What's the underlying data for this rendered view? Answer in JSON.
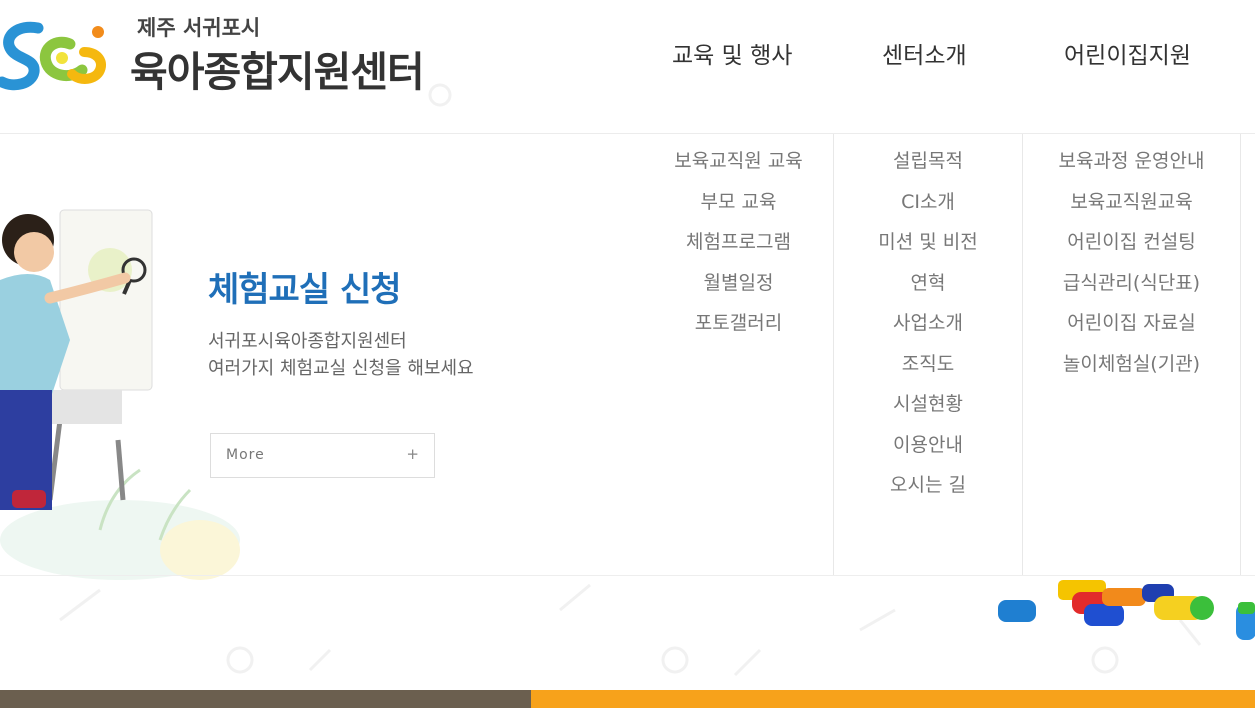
{
  "brand": {
    "subtitle": "제주 서귀포시",
    "title": "육아종합지원센터"
  },
  "nav": {
    "items": [
      {
        "label": "교육 및 행사"
      },
      {
        "label": "센터소개"
      },
      {
        "label": "어린이집지원"
      }
    ]
  },
  "submenus": [
    {
      "items": [
        "보육교직원 교육",
        "부모 교육",
        "체험프로그램",
        "월별일정",
        "포토갤러리"
      ]
    },
    {
      "items": [
        "설립목적",
        "CI소개",
        "미션 및 비전",
        "연혁",
        "사업소개",
        "조직도",
        "시설현황",
        "이용안내",
        "오시는 길"
      ]
    },
    {
      "items": [
        "보육과정 운영안내",
        "보육교직원교육",
        "어린이집 컨설팅",
        "급식관리(식단표)",
        "어린이집 자료실",
        "놀이체험실(기관)"
      ]
    }
  ],
  "hero": {
    "title": "체험교실 신청",
    "desc_line1": "서귀포시육아종합지원센터",
    "desc_line2": "여러가지 체험교실 신청을 해보세요",
    "more_label": "More",
    "more_icon": "plus-icon"
  },
  "colors": {
    "accent_blue": "#1f6fb8",
    "footer_left": "#6b5f4f",
    "footer_right": "#f7a21b"
  }
}
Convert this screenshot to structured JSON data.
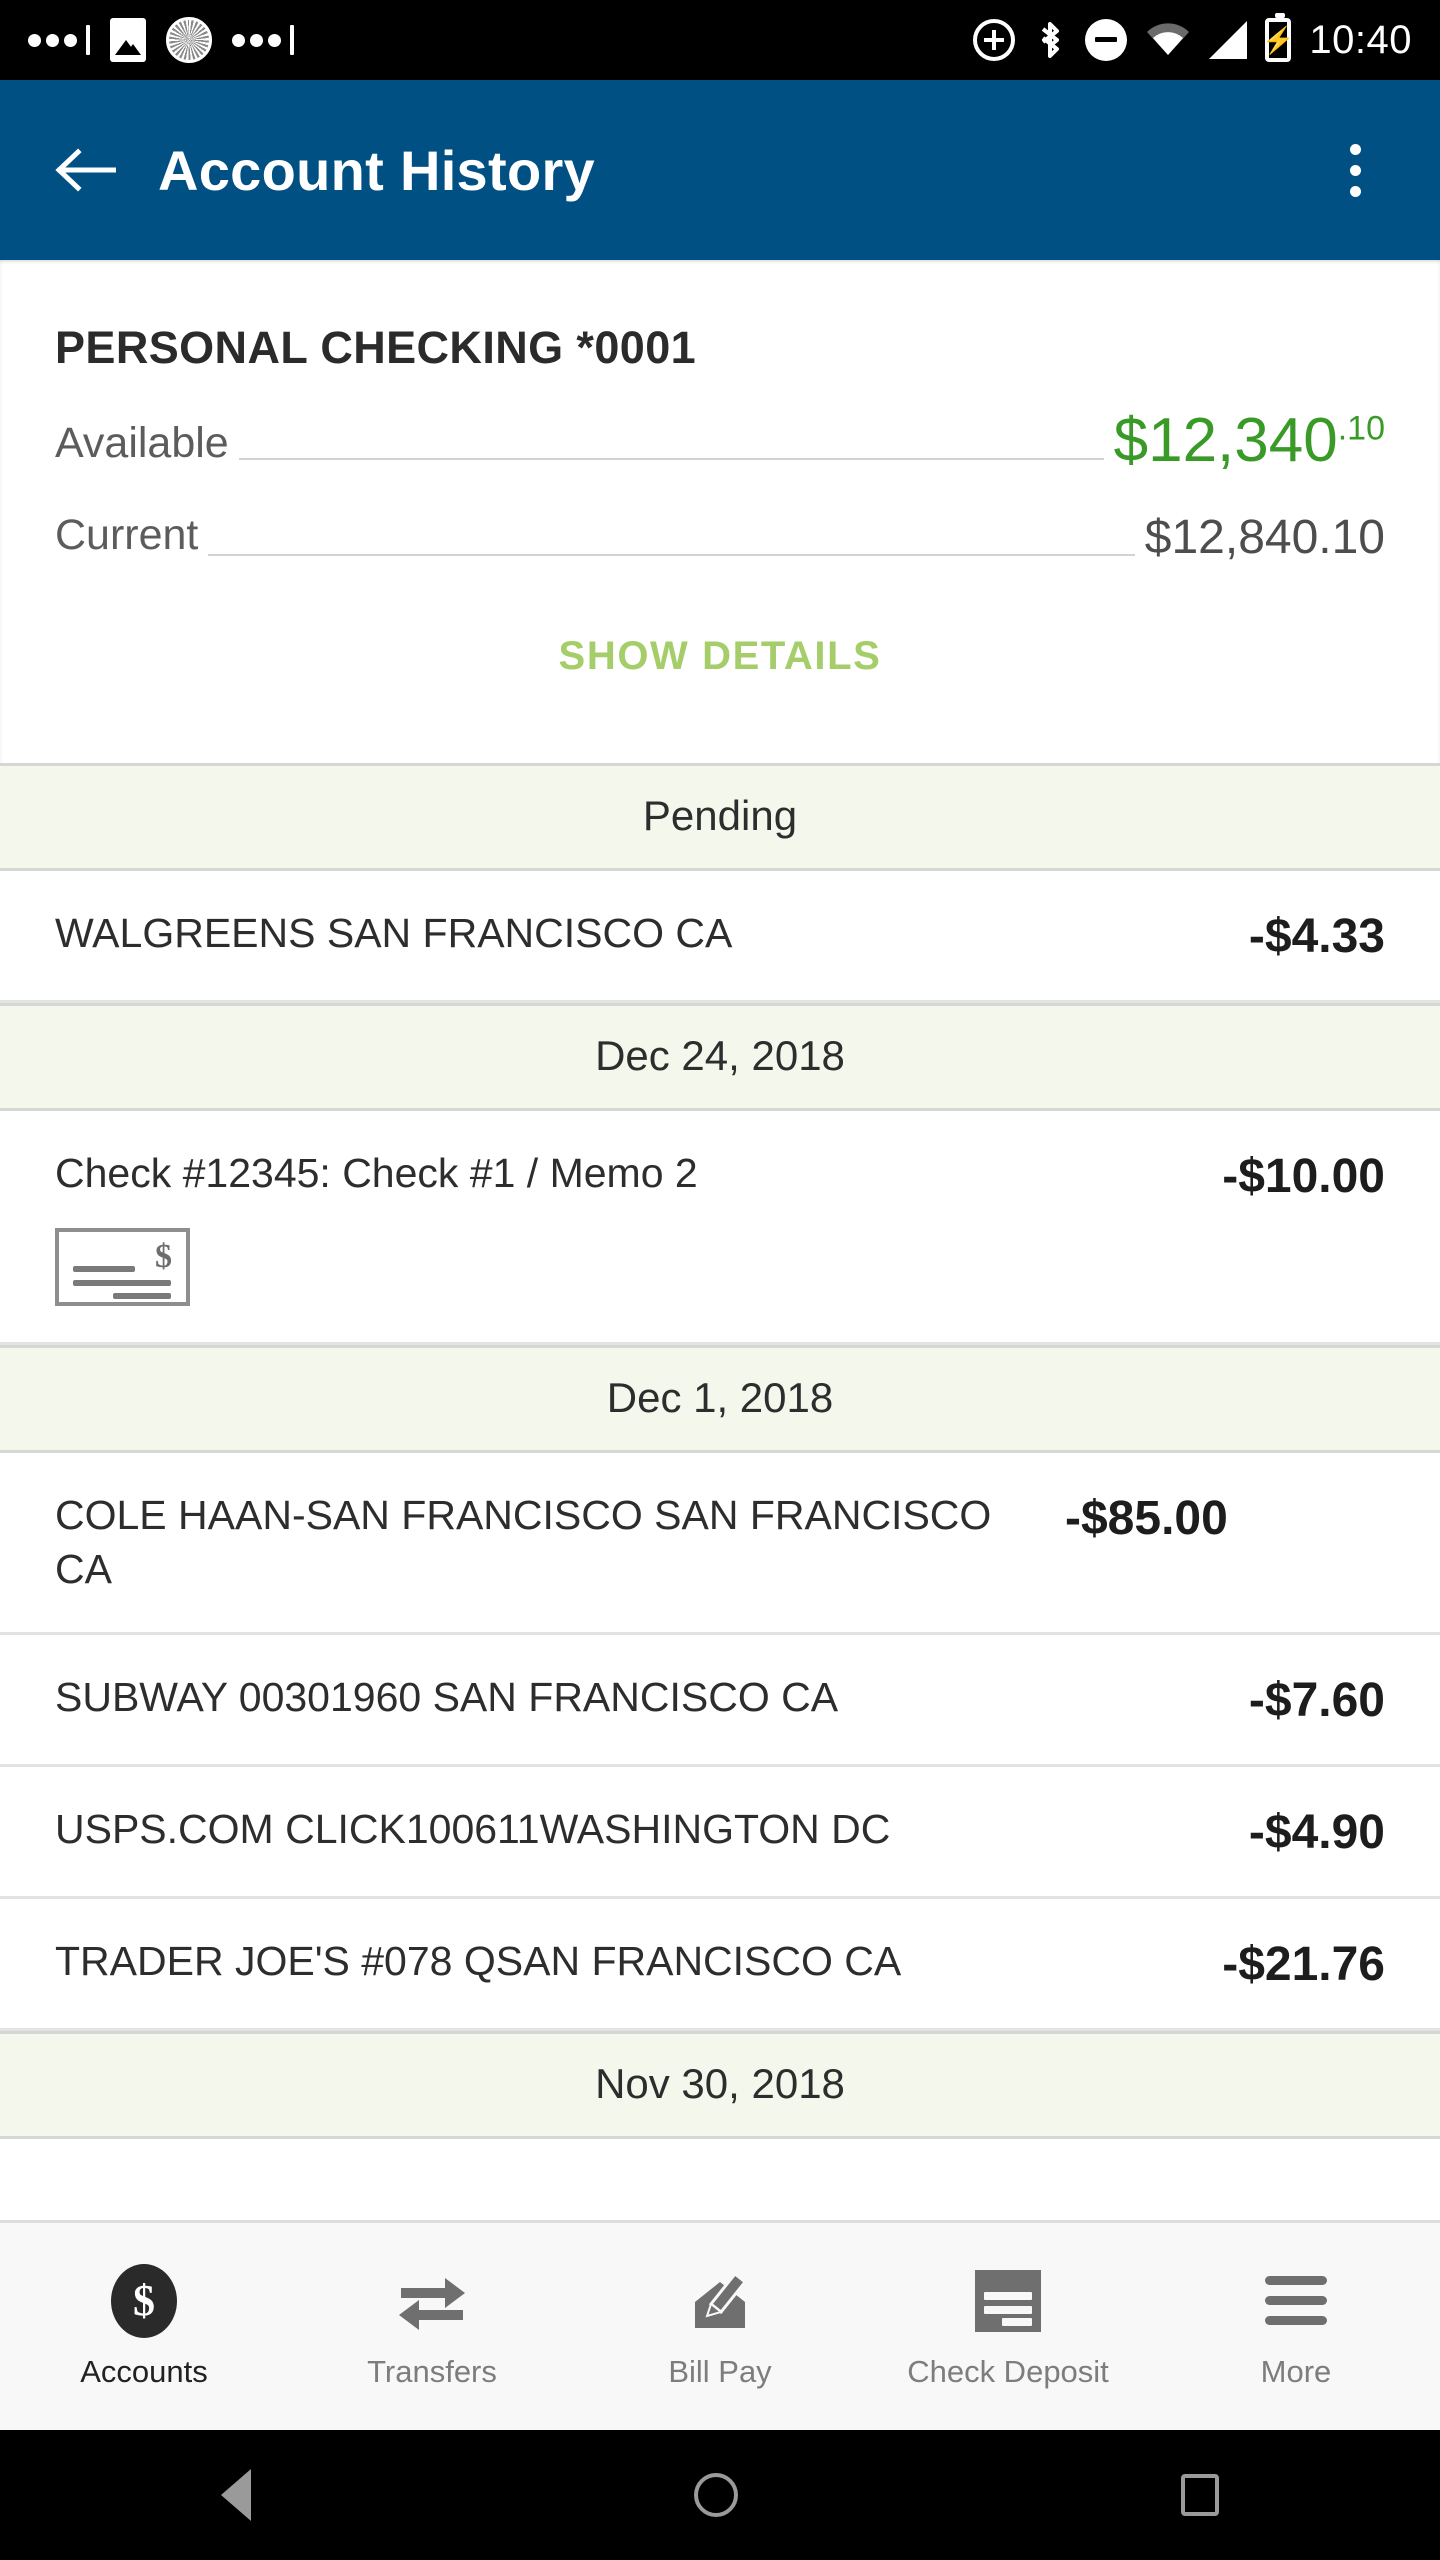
{
  "statusbar": {
    "time": "10:40",
    "left_icons": [
      "more-dots-icon",
      "photo-icon",
      "sync-spinner-icon",
      "more-dots-icon"
    ],
    "right_icons": [
      "add-circle-icon",
      "bluetooth-icon",
      "do-not-disturb-icon",
      "wifi-icon",
      "cellular-signal-icon",
      "battery-charging-icon"
    ]
  },
  "appbar": {
    "title": "Account History",
    "back_icon": "arrow-back-icon",
    "overflow_icon": "more-vertical-icon"
  },
  "account": {
    "name": "PERSONAL CHECKING *0001",
    "available_label": "Available",
    "available_amount": "$12,340",
    "available_cents": ".10",
    "current_label": "Current",
    "current_amount": "$12,840.10",
    "show_details_label": "SHOW DETAILS",
    "available_color": "#3a9a28",
    "show_details_color": "#a5ce6a"
  },
  "sections": [
    {
      "header": "Pending",
      "transactions": [
        {
          "description": "WALGREENS SAN FRANCISCO CA",
          "amount": "-$4.33",
          "has_check_image": false
        }
      ]
    },
    {
      "header": "Dec 24, 2018",
      "transactions": [
        {
          "description": "Check #12345: Check #1 / Memo 2",
          "amount": "-$10.00",
          "has_check_image": true,
          "check_icon": "check-image-icon"
        }
      ]
    },
    {
      "header": "Dec 1, 2018",
      "transactions": [
        {
          "description": "COLE HAAN-SAN FRANCISCO SAN FRANCISCO CA",
          "amount": "-$85.00",
          "has_check_image": false
        },
        {
          "description": "SUBWAY 00301960 SAN FRANCISCO CA",
          "amount": "-$7.60",
          "has_check_image": false
        },
        {
          "description": "USPS.COM CLICK100611WASHINGTON DC",
          "amount": "-$4.90",
          "has_check_image": false
        },
        {
          "description": "TRADER JOE'S #078 QSAN FRANCISCO CA",
          "amount": "-$21.76",
          "has_check_image": false
        }
      ]
    },
    {
      "header": "Nov 30, 2018",
      "transactions": []
    }
  ],
  "tabbar": {
    "items": [
      {
        "label": "Accounts",
        "icon": "dollar-coin-icon",
        "active": true
      },
      {
        "label": "Transfers",
        "icon": "transfer-arrows-icon",
        "active": false
      },
      {
        "label": "Bill Pay",
        "icon": "envelope-pen-icon",
        "active": false
      },
      {
        "label": "Check Deposit",
        "icon": "check-deposit-icon",
        "active": false
      },
      {
        "label": "More",
        "icon": "hamburger-menu-icon",
        "active": false
      }
    ]
  },
  "androidnav": {
    "back_icon": "nav-back-icon",
    "home_icon": "nav-home-icon",
    "recents_icon": "nav-recents-icon"
  }
}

:::::

§ **TASK TO CARRY OUT**
Leave out the pictures and repeat everything else in the records exactly.

§ **ANSWER TO THIS TASK**
What's the underlying data for this rendered view? Answer in JSON.
{
  "brand": {
    "subtitle": "제주 서귀포시",
    "title": "육아종합지원센터"
  },
  "nav": {
    "items": [
      {
        "label": "교육 및 행사"
      },
      {
        "label": "센터소개"
      },
      {
        "label": "어린이집지원"
      }
    ]
  },
  "submenus": [
    {
      "items": [
        "보육교직원 교육",
        "부모 교육",
        "체험프로그램",
        "월별일정",
        "포토갤러리"
      ]
    },
    {
      "items": [
        "설립목적",
        "CI소개",
        "미션 및 비전",
        "연혁",
        "사업소개",
        "조직도",
        "시설현황",
        "이용안내",
        "오시는 길"
      ]
    },
    {
      "items": [
        "보육과정 운영안내",
        "보육교직원교육",
        "어린이집 컨설팅",
        "급식관리(식단표)",
        "어린이집 자료실",
        "놀이체험실(기관)"
      ]
    }
  ],
  "hero": {
    "title": "체험교실 신청",
    "desc_line1": "서귀포시육아종합지원센터",
    "desc_line2": "여러가지 체험교실 신청을 해보세요",
    "more_label": "More",
    "more_icon": "plus-icon"
  },
  "colors": {
    "accent_blue": "#1f6fb8",
    "footer_left": "#6b5f4f",
    "footer_right": "#f7a21b"
  }
}
Convert this screenshot to structured JSON data.
{
  "statusbar": {
    "time": "10:40",
    "left_icons": [
      "more-dots-icon",
      "photo-icon",
      "sync-spinner-icon",
      "more-dots-icon"
    ],
    "right_icons": [
      "add-circle-icon",
      "bluetooth-icon",
      "do-not-disturb-icon",
      "wifi-icon",
      "cellular-signal-icon",
      "battery-charging-icon"
    ]
  },
  "appbar": {
    "title": "Account History",
    "back_icon": "arrow-back-icon",
    "overflow_icon": "more-vertical-icon"
  },
  "account": {
    "name": "PERSONAL CHECKING *0001",
    "available_label": "Available",
    "available_amount": "$12,340",
    "available_cents": ".10",
    "current_label": "Current",
    "current_amount": "$12,840.10",
    "show_details_label": "SHOW DETAILS",
    "available_color": "#3a9a28",
    "show_details_color": "#a5ce6a"
  },
  "sections": [
    {
      "header": "Pending",
      "transactions": [
        {
          "description": "WALGREENS SAN FRANCISCO CA",
          "amount": "-$4.33",
          "has_check_image": false
        }
      ]
    },
    {
      "header": "Dec 24, 2018",
      "transactions": [
        {
          "description": "Check #12345: Check #1 / Memo 2",
          "amount": "-$10.00",
          "has_check_image": true,
          "check_icon": "check-image-icon"
        }
      ]
    },
    {
      "header": "Dec 1, 2018",
      "transactions": [
        {
          "description": "COLE HAAN-SAN FRANCISCO SAN FRANCISCO CA",
          "amount": "-$85.00",
          "has_check_image": false
        },
        {
          "description": "SUBWAY 00301960 SAN FRANCISCO CA",
          "amount": "-$7.60",
          "has_check_image": false
        },
        {
          "description": "USPS.COM CLICK100611WASHINGTON DC",
          "amount": "-$4.90",
          "has_check_image": false
        },
        {
          "description": "TRADER JOE'S #078 QSAN FRANCISCO CA",
          "amount": "-$21.76",
          "has_check_image": false
        }
      ]
    },
    {
      "header": "Nov 30, 2018",
      "transactions": []
    }
  ],
  "tabbar": {
    "items": [
      {
        "label": "Accounts",
        "icon": "dollar-coin-icon",
        "active": true
      },
      {
        "label": "Transfers",
        "icon": "transfer-arrows-icon",
        "active": false
      },
      {
        "label": "Bill Pay",
        "icon": "envelope-pen-icon",
        "active": false
      },
      {
        "label": "Check Deposit",
        "icon": "check-deposit-icon",
        "active": false
      },
      {
        "label": "More",
        "icon": "hamburger-menu-icon",
        "active": false
      }
    ]
  },
  "androidnav": {
    "back_icon": "nav-back-icon",
    "home_icon": "nav-home-icon",
    "recents_icon": "nav-recents-icon"
  }
}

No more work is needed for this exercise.